## Start Given data
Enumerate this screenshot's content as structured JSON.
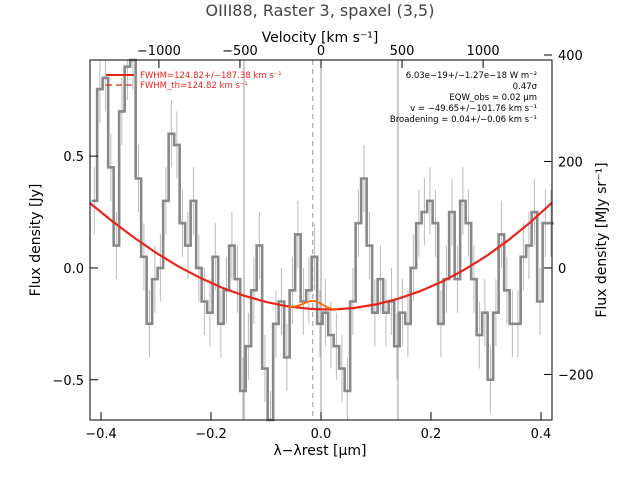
{
  "chart_data": {
    "type": "line",
    "title": "OIII88, Raster 3, spaxel (3,5)",
    "xlabel": "λ−λrest [μm]",
    "ylabel": "Flux density [Jy]",
    "top_axis_label": "Velocity [km s⁻¹]",
    "right_axis_label": "Flux density [MJy sr⁻¹]",
    "xlim": [
      -0.42,
      0.42
    ],
    "ylim": [
      -0.68,
      0.93
    ],
    "x_ticks": [
      -0.4,
      -0.2,
      0.0,
      0.2,
      0.4
    ],
    "x_tick_labels": [
      "−0.4",
      "−0.2",
      "0.0",
      "0.2",
      "0.4"
    ],
    "y_ticks": [
      -0.5,
      0.0,
      0.5
    ],
    "y_tick_labels": [
      "−0.5",
      "0.0",
      "0.5"
    ],
    "top_ticks_kms": [
      -1000,
      -500,
      0,
      500,
      1000
    ],
    "top_tick_labels": [
      "−1000",
      "−500",
      "0",
      "500",
      "1000"
    ],
    "right_ticks": [
      -200,
      0,
      200,
      400
    ],
    "right_tick_labels": [
      "−200",
      "0",
      "200",
      "400"
    ],
    "right_per_jy": 420,
    "rest_um": 88.356,
    "vertical_lines": [
      -0.14,
      0.0,
      0.14
    ],
    "dashed_line": -0.015,
    "legend": [
      {
        "label": "FWHM=124.82+/−187.38 km s⁻¹",
        "style": "solid",
        "color": "#e8251b"
      },
      {
        "label": "FWHM_th=124.82 km s⁻¹",
        "style": "dashed",
        "color": "#e8251b"
      }
    ],
    "annotations": [
      "6.03e−19+/−1.27e−18 W m⁻²",
      "0.47σ",
      "EQW_obs = 0.02 μm",
      "v = −49.65+/−101.76 km s⁻¹",
      "Broadening = 0.04+/−0.06 km s⁻¹"
    ],
    "series": [
      {
        "name": "spectrum",
        "style": "step",
        "color": "#888888",
        "x": [
          -0.412,
          -0.402,
          -0.392,
          -0.382,
          -0.372,
          -0.362,
          -0.352,
          -0.342,
          -0.332,
          -0.322,
          -0.312,
          -0.302,
          -0.292,
          -0.282,
          -0.272,
          -0.262,
          -0.252,
          -0.242,
          -0.232,
          -0.222,
          -0.212,
          -0.202,
          -0.192,
          -0.182,
          -0.172,
          -0.162,
          -0.152,
          -0.142,
          -0.132,
          -0.122,
          -0.112,
          -0.102,
          -0.092,
          -0.082,
          -0.072,
          -0.062,
          -0.052,
          -0.042,
          -0.032,
          -0.022,
          -0.012,
          -0.002,
          0.008,
          0.018,
          0.028,
          0.038,
          0.048,
          0.058,
          0.068,
          0.078,
          0.088,
          0.098,
          0.108,
          0.118,
          0.128,
          0.138,
          0.148,
          0.158,
          0.168,
          0.178,
          0.188,
          0.198,
          0.208,
          0.218,
          0.228,
          0.238,
          0.248,
          0.258,
          0.268,
          0.278,
          0.288,
          0.298,
          0.308,
          0.318,
          0.328,
          0.338,
          0.348,
          0.358,
          0.368,
          0.378,
          0.388,
          0.398,
          0.408,
          0.418
        ],
        "values": [
          0.3,
          0.8,
          0.85,
          0.45,
          0.1,
          0.7,
          0.9,
          0.95,
          0.4,
          0.05,
          -0.25,
          -0.05,
          0.0,
          0.3,
          0.6,
          0.55,
          0.2,
          0.1,
          0.3,
          0.0,
          -0.15,
          -0.2,
          0.05,
          -0.25,
          -0.1,
          0.1,
          -0.05,
          -0.55,
          -0.35,
          -0.1,
          0.1,
          -0.45,
          -0.7,
          -0.25,
          -0.15,
          -0.4,
          -0.1,
          0.15,
          -0.15,
          -0.1,
          0.05,
          -0.25,
          -0.2,
          -0.3,
          -0.35,
          -0.45,
          -0.55,
          -0.15,
          0.2,
          0.4,
          0.1,
          -0.2,
          -0.05,
          -0.2,
          -0.15,
          -0.35,
          -0.2,
          -0.25,
          0.0,
          0.2,
          0.25,
          0.3,
          0.2,
          -0.25,
          -0.05,
          0.25,
          -0.05,
          0.3,
          0.2,
          -0.05,
          -0.3,
          -0.2,
          -0.5,
          -0.2,
          0.15,
          -0.1,
          -0.25,
          -0.25,
          0.05,
          0.1,
          0.25,
          -0.15,
          0.2,
          0.2
        ],
        "errors": [
          0.15,
          0.15,
          0.15,
          0.15,
          0.15,
          0.15,
          0.15,
          0.15,
          0.15,
          0.15,
          0.15,
          0.15,
          0.15,
          0.15,
          0.15,
          0.15,
          0.15,
          0.15,
          0.15,
          0.15,
          0.15,
          0.15,
          0.15,
          0.15,
          0.15,
          0.15,
          0.15,
          0.15,
          0.15,
          0.15,
          0.15,
          0.15,
          0.15,
          0.15,
          0.15,
          0.15,
          0.15,
          0.15,
          0.15,
          0.15,
          0.15,
          0.15,
          0.15,
          0.15,
          0.15,
          0.15,
          0.15,
          0.15,
          0.15,
          0.15,
          0.15,
          0.15,
          0.15,
          0.15,
          0.15,
          0.15,
          0.15,
          0.15,
          0.15,
          0.15,
          0.15,
          0.15,
          0.15,
          0.15,
          0.15,
          0.15,
          0.15,
          0.15,
          0.15,
          0.15,
          0.15,
          0.15,
          0.15,
          0.15,
          0.15,
          0.15,
          0.15,
          0.15,
          0.15,
          0.15,
          0.15,
          0.15,
          0.15,
          0.15
        ]
      },
      {
        "name": "continuum fit",
        "color": "#e8251b",
        "x": [
          -0.42,
          -0.38,
          -0.34,
          -0.3,
          -0.26,
          -0.22,
          -0.18,
          -0.14,
          -0.1,
          -0.06,
          -0.02,
          0.02,
          0.06,
          0.1,
          0.14,
          0.18,
          0.22,
          0.26,
          0.3,
          0.34,
          0.38,
          0.42
        ],
        "values": [
          0.29,
          0.21,
          0.136,
          0.068,
          0.008,
          -0.044,
          -0.088,
          -0.124,
          -0.152,
          -0.172,
          -0.183,
          -0.186,
          -0.179,
          -0.163,
          -0.138,
          -0.104,
          -0.061,
          -0.009,
          0.052,
          0.123,
          0.203,
          0.292
        ]
      },
      {
        "name": "line fit",
        "color": "#ff6a00",
        "x": [
          -0.06,
          -0.05,
          -0.04,
          -0.03,
          -0.02,
          -0.01,
          0.0,
          0.01,
          0.02,
          0.03
        ],
        "values": [
          -0.175,
          -0.173,
          -0.168,
          -0.158,
          -0.148,
          -0.148,
          -0.16,
          -0.175,
          -0.183,
          -0.185
        ]
      }
    ]
  }
}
## End Given data
■ Task goal:
Pictures in the records above should not be copied. Repeat everything else exactly.

■ Reply:
Enumerate this screenshot's content as structured JSON.
{
  "chart_data": {
    "type": "line",
    "title": "OIII88, Raster 3, spaxel (3,5)",
    "xlabel": "λ−λrest [μm]",
    "ylabel": "Flux density [Jy]",
    "top_axis_label": "Velocity [km s⁻¹]",
    "right_axis_label": "Flux density [MJy sr⁻¹]",
    "xlim": [
      -0.42,
      0.42
    ],
    "ylim": [
      -0.68,
      0.93
    ],
    "x_ticks": [
      -0.4,
      -0.2,
      0.0,
      0.2,
      0.4
    ],
    "x_tick_labels": [
      "−0.4",
      "−0.2",
      "0.0",
      "0.2",
      "0.4"
    ],
    "y_ticks": [
      -0.5,
      0.0,
      0.5
    ],
    "y_tick_labels": [
      "−0.5",
      "0.0",
      "0.5"
    ],
    "top_ticks_kms": [
      -1000,
      -500,
      0,
      500,
      1000
    ],
    "top_tick_labels": [
      "−1000",
      "−500",
      "0",
      "500",
      "1000"
    ],
    "right_ticks": [
      -200,
      0,
      200,
      400
    ],
    "right_tick_labels": [
      "−200",
      "0",
      "200",
      "400"
    ],
    "right_per_jy": 420,
    "rest_um": 88.356,
    "vertical_lines": [
      -0.14,
      0.0,
      0.14
    ],
    "dashed_line": -0.015,
    "legend": [
      {
        "label": "FWHM=124.82+/−187.38 km s⁻¹",
        "style": "solid",
        "color": "#e8251b"
      },
      {
        "label": "FWHM_th=124.82 km s⁻¹",
        "style": "dashed",
        "color": "#e8251b"
      }
    ],
    "annotations": [
      "6.03e−19+/−1.27e−18 W m⁻²",
      "0.47σ",
      "EQW_obs = 0.02 μm",
      "v = −49.65+/−101.76 km s⁻¹",
      "Broadening = 0.04+/−0.06 km s⁻¹"
    ],
    "series": [
      {
        "name": "spectrum",
        "style": "step",
        "color": "#888888",
        "x": [
          -0.412,
          -0.402,
          -0.392,
          -0.382,
          -0.372,
          -0.362,
          -0.352,
          -0.342,
          -0.332,
          -0.322,
          -0.312,
          -0.302,
          -0.292,
          -0.282,
          -0.272,
          -0.262,
          -0.252,
          -0.242,
          -0.232,
          -0.222,
          -0.212,
          -0.202,
          -0.192,
          -0.182,
          -0.172,
          -0.162,
          -0.152,
          -0.142,
          -0.132,
          -0.122,
          -0.112,
          -0.102,
          -0.092,
          -0.082,
          -0.072,
          -0.062,
          -0.052,
          -0.042,
          -0.032,
          -0.022,
          -0.012,
          -0.002,
          0.008,
          0.018,
          0.028,
          0.038,
          0.048,
          0.058,
          0.068,
          0.078,
          0.088,
          0.098,
          0.108,
          0.118,
          0.128,
          0.138,
          0.148,
          0.158,
          0.168,
          0.178,
          0.188,
          0.198,
          0.208,
          0.218,
          0.228,
          0.238,
          0.248,
          0.258,
          0.268,
          0.278,
          0.288,
          0.298,
          0.308,
          0.318,
          0.328,
          0.338,
          0.348,
          0.358,
          0.368,
          0.378,
          0.388,
          0.398,
          0.408,
          0.418
        ],
        "values": [
          0.3,
          0.8,
          0.85,
          0.45,
          0.1,
          0.7,
          0.9,
          0.95,
          0.4,
          0.05,
          -0.25,
          -0.05,
          0.0,
          0.3,
          0.6,
          0.55,
          0.2,
          0.1,
          0.3,
          0.0,
          -0.15,
          -0.2,
          0.05,
          -0.25,
          -0.1,
          0.1,
          -0.05,
          -0.55,
          -0.35,
          -0.1,
          0.1,
          -0.45,
          -0.7,
          -0.25,
          -0.15,
          -0.4,
          -0.1,
          0.15,
          -0.15,
          -0.1,
          0.05,
          -0.25,
          -0.2,
          -0.3,
          -0.35,
          -0.45,
          -0.55,
          -0.15,
          0.2,
          0.4,
          0.1,
          -0.2,
          -0.05,
          -0.2,
          -0.15,
          -0.35,
          -0.2,
          -0.25,
          0.0,
          0.2,
          0.25,
          0.3,
          0.2,
          -0.25,
          -0.05,
          0.25,
          -0.05,
          0.3,
          0.2,
          -0.05,
          -0.3,
          -0.2,
          -0.5,
          -0.2,
          0.15,
          -0.1,
          -0.25,
          -0.25,
          0.05,
          0.1,
          0.25,
          -0.15,
          0.2,
          0.2
        ],
        "errors": [
          0.15,
          0.15,
          0.15,
          0.15,
          0.15,
          0.15,
          0.15,
          0.15,
          0.15,
          0.15,
          0.15,
          0.15,
          0.15,
          0.15,
          0.15,
          0.15,
          0.15,
          0.15,
          0.15,
          0.15,
          0.15,
          0.15,
          0.15,
          0.15,
          0.15,
          0.15,
          0.15,
          0.15,
          0.15,
          0.15,
          0.15,
          0.15,
          0.15,
          0.15,
          0.15,
          0.15,
          0.15,
          0.15,
          0.15,
          0.15,
          0.15,
          0.15,
          0.15,
          0.15,
          0.15,
          0.15,
          0.15,
          0.15,
          0.15,
          0.15,
          0.15,
          0.15,
          0.15,
          0.15,
          0.15,
          0.15,
          0.15,
          0.15,
          0.15,
          0.15,
          0.15,
          0.15,
          0.15,
          0.15,
          0.15,
          0.15,
          0.15,
          0.15,
          0.15,
          0.15,
          0.15,
          0.15,
          0.15,
          0.15,
          0.15,
          0.15,
          0.15,
          0.15,
          0.15,
          0.15,
          0.15,
          0.15,
          0.15,
          0.15
        ]
      },
      {
        "name": "continuum fit",
        "color": "#e8251b",
        "x": [
          -0.42,
          -0.38,
          -0.34,
          -0.3,
          -0.26,
          -0.22,
          -0.18,
          -0.14,
          -0.1,
          -0.06,
          -0.02,
          0.02,
          0.06,
          0.1,
          0.14,
          0.18,
          0.22,
          0.26,
          0.3,
          0.34,
          0.38,
          0.42
        ],
        "values": [
          0.29,
          0.21,
          0.136,
          0.068,
          0.008,
          -0.044,
          -0.088,
          -0.124,
          -0.152,
          -0.172,
          -0.183,
          -0.186,
          -0.179,
          -0.163,
          -0.138,
          -0.104,
          -0.061,
          -0.009,
          0.052,
          0.123,
          0.203,
          0.292
        ]
      },
      {
        "name": "line fit",
        "color": "#ff6a00",
        "x": [
          -0.06,
          -0.05,
          -0.04,
          -0.03,
          -0.02,
          -0.01,
          0.0,
          0.01,
          0.02,
          0.03
        ],
        "values": [
          -0.175,
          -0.173,
          -0.168,
          -0.158,
          -0.148,
          -0.148,
          -0.16,
          -0.175,
          -0.183,
          -0.185
        ]
      }
    ]
  }
}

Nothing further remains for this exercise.